> Work to be completed:
Restate the entries below exactly. Images are not part of the copy.
The data START
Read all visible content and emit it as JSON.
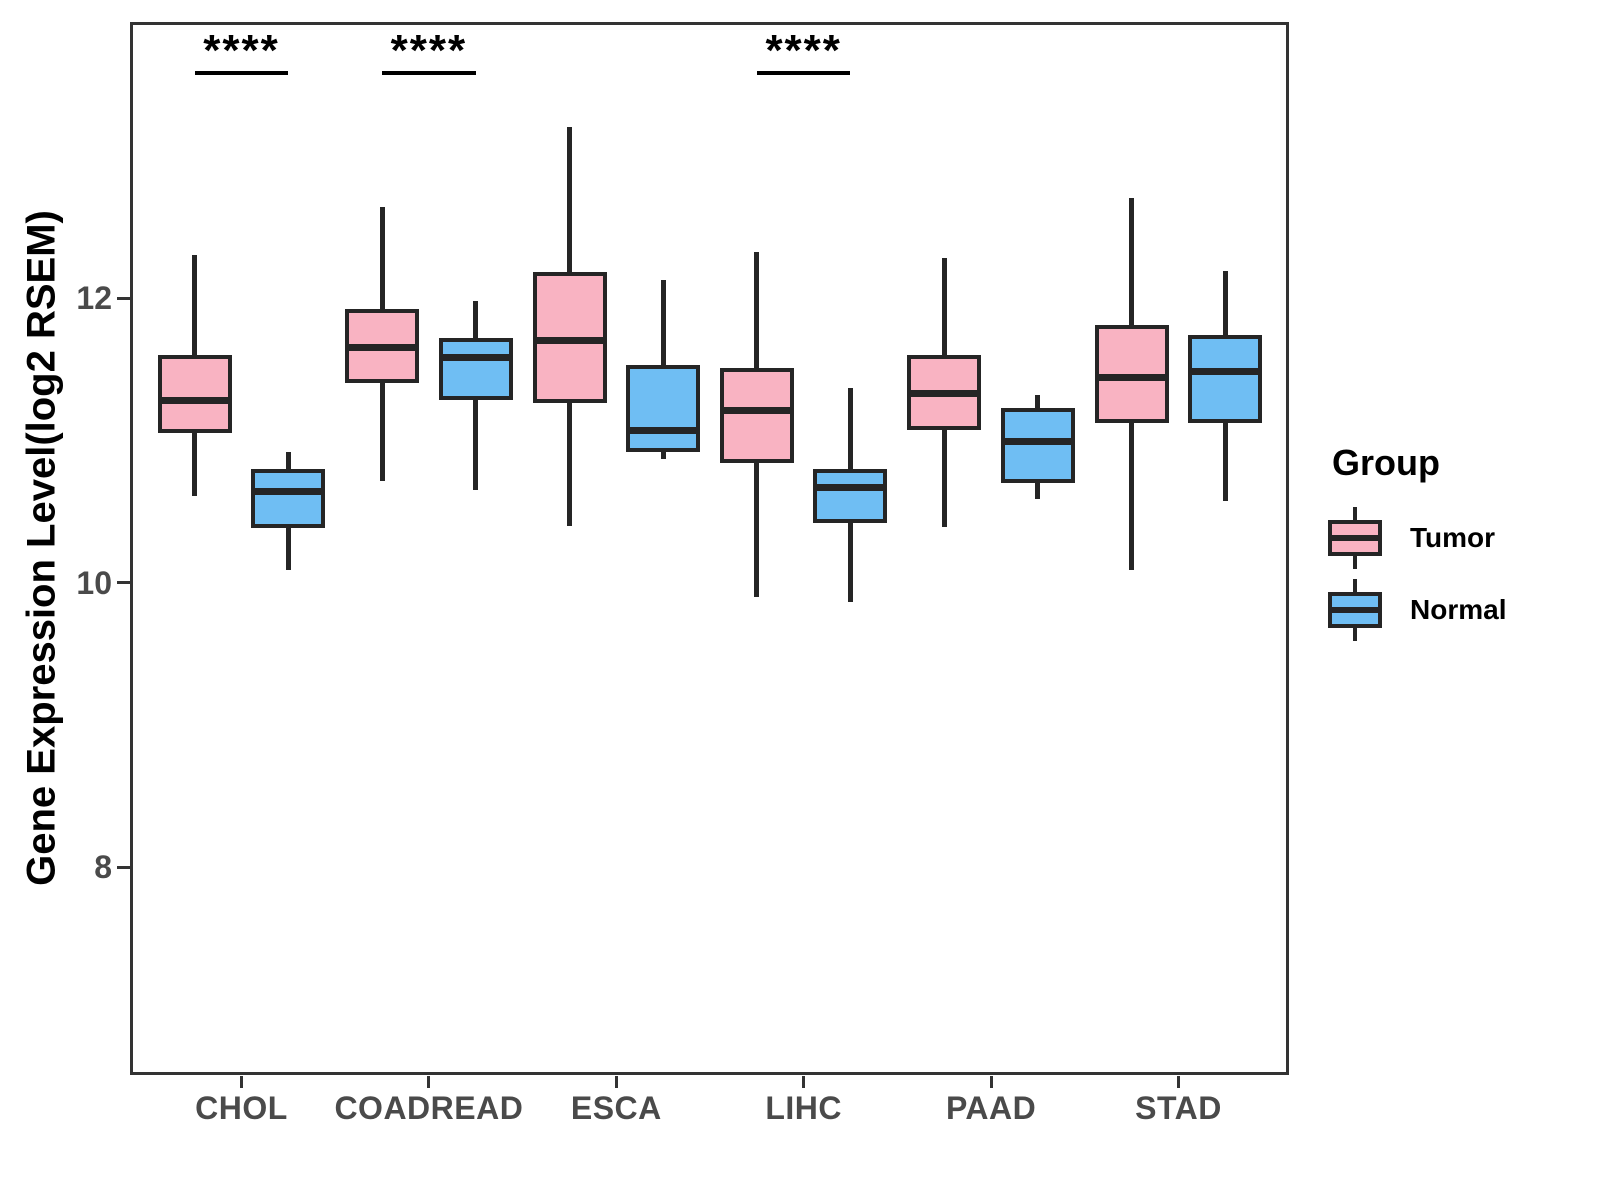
{
  "figure": {
    "y_axis_title": "Gene Expression Level(log2 RSEM)"
  },
  "legend": {
    "title": "Group",
    "entries": [
      {
        "label": "Tumor",
        "series": "Tumor"
      },
      {
        "label": "Normal",
        "series": "Normal"
      }
    ]
  },
  "chart_data": {
    "type": "boxplot",
    "title": "",
    "xlabel": "",
    "ylabel": "Gene Expression Level(log2 RSEM)",
    "categories": [
      "CHOL",
      "COADREAD",
      "ESCA",
      "LIHC",
      "PAAD",
      "STAD"
    ],
    "y_ticks": [
      8,
      10,
      12
    ],
    "ylim": [
      6.5,
      14.0
    ],
    "grid": false,
    "legend_position": "right",
    "series": [
      {
        "name": "Tumor",
        "color": "#F9B3C2",
        "boxes": [
          {
            "category": "CHOL",
            "min": 10.61,
            "q1": 11.05,
            "median": 11.28,
            "q3": 11.6,
            "max": 12.3
          },
          {
            "category": "COADREAD",
            "min": 10.71,
            "q1": 11.4,
            "median": 11.65,
            "q3": 11.92,
            "max": 12.64
          },
          {
            "category": "ESCA",
            "min": 10.4,
            "q1": 11.26,
            "median": 11.7,
            "q3": 12.18,
            "max": 13.2
          },
          {
            "category": "LIHC",
            "min": 9.9,
            "q1": 10.84,
            "median": 11.21,
            "q3": 11.51,
            "max": 12.32
          },
          {
            "category": "PAAD",
            "min": 10.39,
            "q1": 11.07,
            "median": 11.33,
            "q3": 11.6,
            "max": 12.28
          },
          {
            "category": "STAD",
            "min": 10.09,
            "q1": 11.12,
            "median": 11.44,
            "q3": 11.81,
            "max": 12.7
          }
        ]
      },
      {
        "name": "Normal",
        "color": "#6FBEF3",
        "boxes": [
          {
            "category": "CHOL",
            "min": 10.09,
            "q1": 10.38,
            "median": 10.64,
            "q3": 10.8,
            "max": 10.92
          },
          {
            "category": "COADREAD",
            "min": 10.65,
            "q1": 11.28,
            "median": 11.58,
            "q3": 11.72,
            "max": 11.98
          },
          {
            "category": "ESCA",
            "min": 10.87,
            "q1": 10.92,
            "median": 11.07,
            "q3": 11.53,
            "max": 12.13
          },
          {
            "category": "LIHC",
            "min": 9.86,
            "q1": 10.42,
            "median": 10.67,
            "q3": 10.8,
            "max": 11.37
          },
          {
            "category": "PAAD",
            "min": 10.59,
            "q1": 10.7,
            "median": 10.99,
            "q3": 11.23,
            "max": 11.32
          },
          {
            "category": "STAD",
            "min": 10.57,
            "q1": 11.12,
            "median": 11.48,
            "q3": 11.74,
            "max": 12.19
          }
        ]
      }
    ],
    "significance": [
      {
        "category": "CHOL",
        "label": "****"
      },
      {
        "category": "COADREAD",
        "label": "****"
      },
      {
        "category": "LIHC",
        "label": "****"
      }
    ],
    "colors": {
      "tumor_fill": "#F9B3C2",
      "normal_fill": "#6FBEF3",
      "stroke": "#252525",
      "axis_text": "#4A4A4A",
      "panel_border": "#333333"
    }
  }
}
The data END
> Answer for this exercise:
Read all visible content and emit it as JSON.
{
  "figure": {
    "y_axis_title": "Gene Expression Level(log2 RSEM)"
  },
  "legend": {
    "title": "Group",
    "entries": [
      {
        "label": "Tumor",
        "series": "Tumor"
      },
      {
        "label": "Normal",
        "series": "Normal"
      }
    ]
  },
  "chart_data": {
    "type": "boxplot",
    "title": "",
    "xlabel": "",
    "ylabel": "Gene Expression Level(log2 RSEM)",
    "categories": [
      "CHOL",
      "COADREAD",
      "ESCA",
      "LIHC",
      "PAAD",
      "STAD"
    ],
    "y_ticks": [
      8,
      10,
      12
    ],
    "ylim": [
      6.5,
      14.0
    ],
    "grid": false,
    "legend_position": "right",
    "series": [
      {
        "name": "Tumor",
        "color": "#F9B3C2",
        "boxes": [
          {
            "category": "CHOL",
            "min": 10.61,
            "q1": 11.05,
            "median": 11.28,
            "q3": 11.6,
            "max": 12.3
          },
          {
            "category": "COADREAD",
            "min": 10.71,
            "q1": 11.4,
            "median": 11.65,
            "q3": 11.92,
            "max": 12.64
          },
          {
            "category": "ESCA",
            "min": 10.4,
            "q1": 11.26,
            "median": 11.7,
            "q3": 12.18,
            "max": 13.2
          },
          {
            "category": "LIHC",
            "min": 9.9,
            "q1": 10.84,
            "median": 11.21,
            "q3": 11.51,
            "max": 12.32
          },
          {
            "category": "PAAD",
            "min": 10.39,
            "q1": 11.07,
            "median": 11.33,
            "q3": 11.6,
            "max": 12.28
          },
          {
            "category": "STAD",
            "min": 10.09,
            "q1": 11.12,
            "median": 11.44,
            "q3": 11.81,
            "max": 12.7
          }
        ]
      },
      {
        "name": "Normal",
        "color": "#6FBEF3",
        "boxes": [
          {
            "category": "CHOL",
            "min": 10.09,
            "q1": 10.38,
            "median": 10.64,
            "q3": 10.8,
            "max": 10.92
          },
          {
            "category": "COADREAD",
            "min": 10.65,
            "q1": 11.28,
            "median": 11.58,
            "q3": 11.72,
            "max": 11.98
          },
          {
            "category": "ESCA",
            "min": 10.87,
            "q1": 10.92,
            "median": 11.07,
            "q3": 11.53,
            "max": 12.13
          },
          {
            "category": "LIHC",
            "min": 9.86,
            "q1": 10.42,
            "median": 10.67,
            "q3": 10.8,
            "max": 11.37
          },
          {
            "category": "PAAD",
            "min": 10.59,
            "q1": 10.7,
            "median": 10.99,
            "q3": 11.23,
            "max": 11.32
          },
          {
            "category": "STAD",
            "min": 10.57,
            "q1": 11.12,
            "median": 11.48,
            "q3": 11.74,
            "max": 12.19
          }
        ]
      }
    ],
    "significance": [
      {
        "category": "CHOL",
        "label": "****"
      },
      {
        "category": "COADREAD",
        "label": "****"
      },
      {
        "category": "LIHC",
        "label": "****"
      }
    ],
    "colors": {
      "tumor_fill": "#F9B3C2",
      "normal_fill": "#6FBEF3",
      "stroke": "#252525",
      "axis_text": "#4A4A4A",
      "panel_border": "#333333"
    }
  }
}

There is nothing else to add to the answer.